▸ REQUIREMENT: Copy down all of the data underneath, exactly as shown.

▸ ENTRIES SUPPLIED:
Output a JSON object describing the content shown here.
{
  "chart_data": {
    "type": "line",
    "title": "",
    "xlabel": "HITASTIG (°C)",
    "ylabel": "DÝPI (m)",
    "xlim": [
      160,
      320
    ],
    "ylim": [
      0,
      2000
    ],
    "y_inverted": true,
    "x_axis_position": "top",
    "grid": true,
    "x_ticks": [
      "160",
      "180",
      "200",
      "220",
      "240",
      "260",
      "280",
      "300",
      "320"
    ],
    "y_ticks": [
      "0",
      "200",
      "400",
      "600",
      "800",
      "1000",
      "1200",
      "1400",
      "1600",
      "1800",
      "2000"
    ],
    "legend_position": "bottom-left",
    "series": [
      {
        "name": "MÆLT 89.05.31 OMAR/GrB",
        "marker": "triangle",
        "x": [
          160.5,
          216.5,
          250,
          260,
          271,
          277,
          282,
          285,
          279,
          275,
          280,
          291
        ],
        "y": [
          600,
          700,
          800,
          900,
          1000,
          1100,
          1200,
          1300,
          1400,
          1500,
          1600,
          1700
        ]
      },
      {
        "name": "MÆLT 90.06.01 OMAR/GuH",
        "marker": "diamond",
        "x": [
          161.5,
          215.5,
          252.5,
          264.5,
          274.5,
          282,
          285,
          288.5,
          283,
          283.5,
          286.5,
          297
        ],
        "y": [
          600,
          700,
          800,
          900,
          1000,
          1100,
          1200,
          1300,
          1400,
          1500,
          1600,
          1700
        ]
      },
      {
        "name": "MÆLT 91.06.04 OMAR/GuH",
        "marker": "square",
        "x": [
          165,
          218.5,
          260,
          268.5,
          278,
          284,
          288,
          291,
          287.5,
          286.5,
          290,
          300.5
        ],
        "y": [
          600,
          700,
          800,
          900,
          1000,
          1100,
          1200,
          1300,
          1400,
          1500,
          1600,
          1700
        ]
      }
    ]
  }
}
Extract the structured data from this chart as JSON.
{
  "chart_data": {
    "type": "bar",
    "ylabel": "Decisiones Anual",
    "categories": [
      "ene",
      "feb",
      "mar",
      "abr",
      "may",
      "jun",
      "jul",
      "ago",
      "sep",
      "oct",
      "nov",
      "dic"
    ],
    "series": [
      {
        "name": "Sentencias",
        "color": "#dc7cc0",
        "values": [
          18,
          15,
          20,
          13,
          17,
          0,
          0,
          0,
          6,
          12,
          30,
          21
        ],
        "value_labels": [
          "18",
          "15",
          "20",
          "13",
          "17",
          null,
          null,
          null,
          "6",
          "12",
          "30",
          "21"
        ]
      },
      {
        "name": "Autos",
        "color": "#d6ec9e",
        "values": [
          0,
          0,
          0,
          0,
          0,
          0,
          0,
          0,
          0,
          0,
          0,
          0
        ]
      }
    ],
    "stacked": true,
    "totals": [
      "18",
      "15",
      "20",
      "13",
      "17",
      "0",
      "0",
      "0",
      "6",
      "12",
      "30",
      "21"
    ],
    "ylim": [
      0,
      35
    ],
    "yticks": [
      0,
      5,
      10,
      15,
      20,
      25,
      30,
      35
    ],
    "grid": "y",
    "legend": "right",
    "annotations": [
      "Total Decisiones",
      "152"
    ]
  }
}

▸ RESPONSE:
Output a JSON object describing the content shown here.
{
  "chart_data": {
    "type": "line",
    "title": "",
    "xlabel": "HITASTIG (°C)",
    "ylabel": "DÝPI (m)",
    "xlim": [
      160,
      320
    ],
    "ylim": [
      0,
      2000
    ],
    "y_inverted": true,
    "x_axis_position": "top",
    "grid": true,
    "x_ticks": [
      "160",
      "180",
      "200",
      "220",
      "240",
      "260",
      "280",
      "300",
      "320"
    ],
    "y_ticks": [
      "0",
      "200",
      "400",
      "600",
      "800",
      "1000",
      "1200",
      "1400",
      "1600",
      "1800",
      "2000"
    ],
    "legend_position": "bottom-left",
    "series": [
      {
        "name": "MÆLT 89.05.31 OMAR/GrB",
        "marker": "triangle",
        "x": [
          160.5,
          216.5,
          250,
          260,
          271,
          277,
          282,
          285,
          279,
          275,
          280,
          291
        ],
        "y": [
          600,
          700,
          800,
          900,
          1000,
          1100,
          1200,
          1300,
          1400,
          1500,
          1600,
          1700
        ]
      },
      {
        "name": "MÆLT 90.06.01 OMAR/GuH",
        "marker": "diamond",
        "x": [
          161.5,
          215.5,
          252.5,
          264.5,
          274.5,
          282,
          285,
          288.5,
          283,
          283.5,
          286.5,
          297
        ],
        "y": [
          600,
          700,
          800,
          900,
          1000,
          1100,
          1200,
          1300,
          1400,
          1500,
          1600,
          1700
        ]
      },
      {
        "name": "MÆLT 91.06.04 OMAR/GuH",
        "marker": "square",
        "x": [
          165,
          218.5,
          260,
          268.5,
          278,
          284,
          288,
          291,
          287.5,
          286.5,
          290,
          300.5
        ],
        "y": [
          600,
          700,
          800,
          900,
          1000,
          1100,
          1200,
          1300,
          1400,
          1500,
          1600,
          1700
        ]
      }
    ]
  }
}
Extract the structured data from this chart as JSON.
{
  "chart_data": {
    "type": "bar",
    "ylabel": "Decisiones Anual",
    "categories": [
      "ene",
      "feb",
      "mar",
      "abr",
      "may",
      "jun",
      "jul",
      "ago",
      "sep",
      "oct",
      "nov",
      "dic"
    ],
    "series": [
      {
        "name": "Sentencias",
        "color": "#dc7cc0",
        "values": [
          18,
          15,
          20,
          13,
          17,
          0,
          0,
          0,
          6,
          12,
          30,
          21
        ],
        "value_labels": [
          "18",
          "15",
          "20",
          "13",
          "17",
          null,
          null,
          null,
          "6",
          "12",
          "30",
          "21"
        ]
      },
      {
        "name": "Autos",
        "color": "#d6ec9e",
        "values": [
          0,
          0,
          0,
          0,
          0,
          0,
          0,
          0,
          0,
          0,
          0,
          0
        ]
      }
    ],
    "stacked": true,
    "totals": [
      "18",
      "15",
      "20",
      "13",
      "17",
      "0",
      "0",
      "0",
      "6",
      "12",
      "30",
      "21"
    ],
    "ylim": [
      0,
      35
    ],
    "yticks": [
      0,
      5,
      10,
      15,
      20,
      25,
      30,
      35
    ],
    "grid": "y",
    "legend": "right",
    "annotations": [
      "Total Decisiones",
      "152"
    ]
  }
}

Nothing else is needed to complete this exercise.